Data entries
++++++++++++++++++++
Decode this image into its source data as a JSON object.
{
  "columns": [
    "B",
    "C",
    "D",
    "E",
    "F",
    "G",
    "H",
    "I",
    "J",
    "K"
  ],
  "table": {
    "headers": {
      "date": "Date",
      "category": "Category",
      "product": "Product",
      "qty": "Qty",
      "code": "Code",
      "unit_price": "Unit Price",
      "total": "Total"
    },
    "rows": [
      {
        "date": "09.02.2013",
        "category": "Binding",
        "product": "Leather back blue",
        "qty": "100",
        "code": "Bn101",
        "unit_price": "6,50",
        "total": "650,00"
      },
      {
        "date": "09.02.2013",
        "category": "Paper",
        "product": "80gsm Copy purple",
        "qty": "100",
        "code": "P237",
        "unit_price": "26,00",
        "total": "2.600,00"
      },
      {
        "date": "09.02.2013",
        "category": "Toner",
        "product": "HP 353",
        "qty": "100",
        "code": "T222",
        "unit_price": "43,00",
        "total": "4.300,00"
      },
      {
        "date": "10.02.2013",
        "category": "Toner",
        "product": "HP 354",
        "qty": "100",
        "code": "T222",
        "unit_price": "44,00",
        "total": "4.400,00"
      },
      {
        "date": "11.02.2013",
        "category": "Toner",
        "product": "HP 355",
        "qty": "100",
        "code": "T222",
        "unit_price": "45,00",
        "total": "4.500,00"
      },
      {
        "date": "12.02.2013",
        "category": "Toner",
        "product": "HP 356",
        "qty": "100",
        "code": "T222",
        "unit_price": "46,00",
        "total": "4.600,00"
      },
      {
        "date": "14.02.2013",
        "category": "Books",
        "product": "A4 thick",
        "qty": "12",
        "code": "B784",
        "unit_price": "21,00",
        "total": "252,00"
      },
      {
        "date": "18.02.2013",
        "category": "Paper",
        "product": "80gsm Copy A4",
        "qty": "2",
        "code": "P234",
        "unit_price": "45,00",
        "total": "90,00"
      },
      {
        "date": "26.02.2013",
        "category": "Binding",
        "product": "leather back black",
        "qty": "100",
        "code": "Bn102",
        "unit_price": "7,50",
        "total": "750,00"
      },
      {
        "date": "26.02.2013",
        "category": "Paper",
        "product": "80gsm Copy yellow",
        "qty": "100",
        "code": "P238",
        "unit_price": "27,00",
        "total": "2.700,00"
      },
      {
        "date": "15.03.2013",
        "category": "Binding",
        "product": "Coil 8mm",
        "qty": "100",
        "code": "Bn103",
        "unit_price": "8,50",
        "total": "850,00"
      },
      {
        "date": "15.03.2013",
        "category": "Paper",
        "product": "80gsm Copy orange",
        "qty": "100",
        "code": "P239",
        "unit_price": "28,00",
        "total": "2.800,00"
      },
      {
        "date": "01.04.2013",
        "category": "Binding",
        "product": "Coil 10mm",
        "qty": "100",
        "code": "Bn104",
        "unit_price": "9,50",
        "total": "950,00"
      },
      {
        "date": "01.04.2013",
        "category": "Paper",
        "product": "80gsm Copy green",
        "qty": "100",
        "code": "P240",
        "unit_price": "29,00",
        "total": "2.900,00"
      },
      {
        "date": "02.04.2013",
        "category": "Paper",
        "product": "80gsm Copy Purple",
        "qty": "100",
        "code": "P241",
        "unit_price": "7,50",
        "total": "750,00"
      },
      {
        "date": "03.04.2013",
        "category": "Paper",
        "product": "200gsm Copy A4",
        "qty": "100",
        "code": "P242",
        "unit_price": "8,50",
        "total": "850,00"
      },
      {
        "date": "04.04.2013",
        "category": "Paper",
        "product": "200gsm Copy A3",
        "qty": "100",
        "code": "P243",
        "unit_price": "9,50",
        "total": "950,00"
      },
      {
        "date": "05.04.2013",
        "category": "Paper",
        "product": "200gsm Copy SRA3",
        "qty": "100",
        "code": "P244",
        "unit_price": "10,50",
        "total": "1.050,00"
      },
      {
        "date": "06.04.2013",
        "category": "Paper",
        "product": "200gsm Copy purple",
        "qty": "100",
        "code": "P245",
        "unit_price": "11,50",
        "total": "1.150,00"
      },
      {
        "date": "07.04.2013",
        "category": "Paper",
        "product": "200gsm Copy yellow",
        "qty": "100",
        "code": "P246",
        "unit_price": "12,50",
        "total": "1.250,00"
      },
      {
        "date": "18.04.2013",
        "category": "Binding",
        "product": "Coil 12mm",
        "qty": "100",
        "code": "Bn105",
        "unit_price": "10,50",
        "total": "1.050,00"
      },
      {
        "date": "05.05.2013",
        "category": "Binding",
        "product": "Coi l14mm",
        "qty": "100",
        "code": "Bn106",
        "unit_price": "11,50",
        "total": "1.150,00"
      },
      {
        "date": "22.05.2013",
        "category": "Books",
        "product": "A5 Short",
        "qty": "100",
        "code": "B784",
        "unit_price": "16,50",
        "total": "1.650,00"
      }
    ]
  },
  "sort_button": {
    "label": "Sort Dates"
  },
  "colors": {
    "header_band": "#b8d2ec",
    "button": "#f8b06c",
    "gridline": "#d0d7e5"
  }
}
++++++++++++++++++++
### WORK REQUIRED
Recopy the whole listing exactly.

### SOLVED EXERCISE
Decode this image into its source data as a JSON object.
{
  "columns": [
    "B",
    "C",
    "D",
    "E",
    "F",
    "G",
    "H",
    "I",
    "J",
    "K"
  ],
  "table": {
    "headers": {
      "date": "Date",
      "category": "Category",
      "product": "Product",
      "qty": "Qty",
      "code": "Code",
      "unit_price": "Unit Price",
      "total": "Total"
    },
    "rows": [
      {
        "date": "09.02.2013",
        "category": "Binding",
        "product": "Leather back blue",
        "qty": "100",
        "code": "Bn101",
        "unit_price": "6,50",
        "total": "650,00"
      },
      {
        "date": "09.02.2013",
        "category": "Paper",
        "product": "80gsm Copy purple",
        "qty": "100",
        "code": "P237",
        "unit_price": "26,00",
        "total": "2.600,00"
      },
      {
        "date": "09.02.2013",
        "category": "Toner",
        "product": "HP 353",
        "qty": "100",
        "code": "T222",
        "unit_price": "43,00",
        "total": "4.300,00"
      },
      {
        "date": "10.02.2013",
        "category": "Toner",
        "product": "HP 354",
        "qty": "100",
        "code": "T222",
        "unit_price": "44,00",
        "total": "4.400,00"
      },
      {
        "date": "11.02.2013",
        "category": "Toner",
        "product": "HP 355",
        "qty": "100",
        "code": "T222",
        "unit_price": "45,00",
        "total": "4.500,00"
      },
      {
        "date": "12.02.2013",
        "category": "Toner",
        "product": "HP 356",
        "qty": "100",
        "code": "T222",
        "unit_price": "46,00",
        "total": "4.600,00"
      },
      {
        "date": "14.02.2013",
        "category": "Books",
        "product": "A4 thick",
        "qty": "12",
        "code": "B784",
        "unit_price": "21,00",
        "total": "252,00"
      },
      {
        "date": "18.02.2013",
        "category": "Paper",
        "product": "80gsm Copy A4",
        "qty": "2",
        "code": "P234",
        "unit_price": "45,00",
        "total": "90,00"
      },
      {
        "date": "26.02.2013",
        "category": "Binding",
        "product": "leather back black",
        "qty": "100",
        "code": "Bn102",
        "unit_price": "7,50",
        "total": "750,00"
      },
      {
        "date": "26.02.2013",
        "category": "Paper",
        "product": "80gsm Copy yellow",
        "qty": "100",
        "code": "P238",
        "unit_price": "27,00",
        "total": "2.700,00"
      },
      {
        "date": "15.03.2013",
        "category": "Binding",
        "product": "Coil 8mm",
        "qty": "100",
        "code": "Bn103",
        "unit_price": "8,50",
        "total": "850,00"
      },
      {
        "date": "15.03.2013",
        "category": "Paper",
        "product": "80gsm Copy orange",
        "qty": "100",
        "code": "P239",
        "unit_price": "28,00",
        "total": "2.800,00"
      },
      {
        "date": "01.04.2013",
        "category": "Binding",
        "product": "Coil 10mm",
        "qty": "100",
        "code": "Bn104",
        "unit_price": "9,50",
        "total": "950,00"
      },
      {
        "date": "01.04.2013",
        "category": "Paper",
        "product": "80gsm Copy green",
        "qty": "100",
        "code": "P240",
        "unit_price": "29,00",
        "total": "2.900,00"
      },
      {
        "date": "02.04.2013",
        "category": "Paper",
        "product": "80gsm Copy Purple",
        "qty": "100",
        "code": "P241",
        "unit_price": "7,50",
        "total": "750,00"
      },
      {
        "date": "03.04.2013",
        "category": "Paper",
        "product": "200gsm Copy A4",
        "qty": "100",
        "code": "P242",
        "unit_price": "8,50",
        "total": "850,00"
      },
      {
        "date": "04.04.2013",
        "category": "Paper",
        "product": "200gsm Copy A3",
        "qty": "100",
        "code": "P243",
        "unit_price": "9,50",
        "total": "950,00"
      },
      {
        "date": "05.04.2013",
        "category": "Paper",
        "product": "200gsm Copy SRA3",
        "qty": "100",
        "code": "P244",
        "unit_price": "10,50",
        "total": "1.050,00"
      },
      {
        "date": "06.04.2013",
        "category": "Paper",
        "product": "200gsm Copy purple",
        "qty": "100",
        "code": "P245",
        "unit_price": "11,50",
        "total": "1.150,00"
      },
      {
        "date": "07.04.2013",
        "category": "Paper",
        "product": "200gsm Copy yellow",
        "qty": "100",
        "code": "P246",
        "unit_price": "12,50",
        "total": "1.250,00"
      },
      {
        "date": "18.04.2013",
        "category": "Binding",
        "product": "Coil 12mm",
        "qty": "100",
        "code": "Bn105",
        "unit_price": "10,50",
        "total": "1.050,00"
      },
      {
        "date": "05.05.2013",
        "category": "Binding",
        "product": "Coi l14mm",
        "qty": "100",
        "code": "Bn106",
        "unit_price": "11,50",
        "total": "1.150,00"
      },
      {
        "date": "22.05.2013",
        "category": "Books",
        "product": "A5 Short",
        "qty": "100",
        "code": "B784",
        "unit_price": "16,50",
        "total": "1.650,00"
      }
    ]
  },
  "sort_button": {
    "label": "Sort Dates"
  },
  "colors": {
    "header_band": "#b8d2ec",
    "button": "#f8b06c",
    "gridline": "#d0d7e5"
  }
}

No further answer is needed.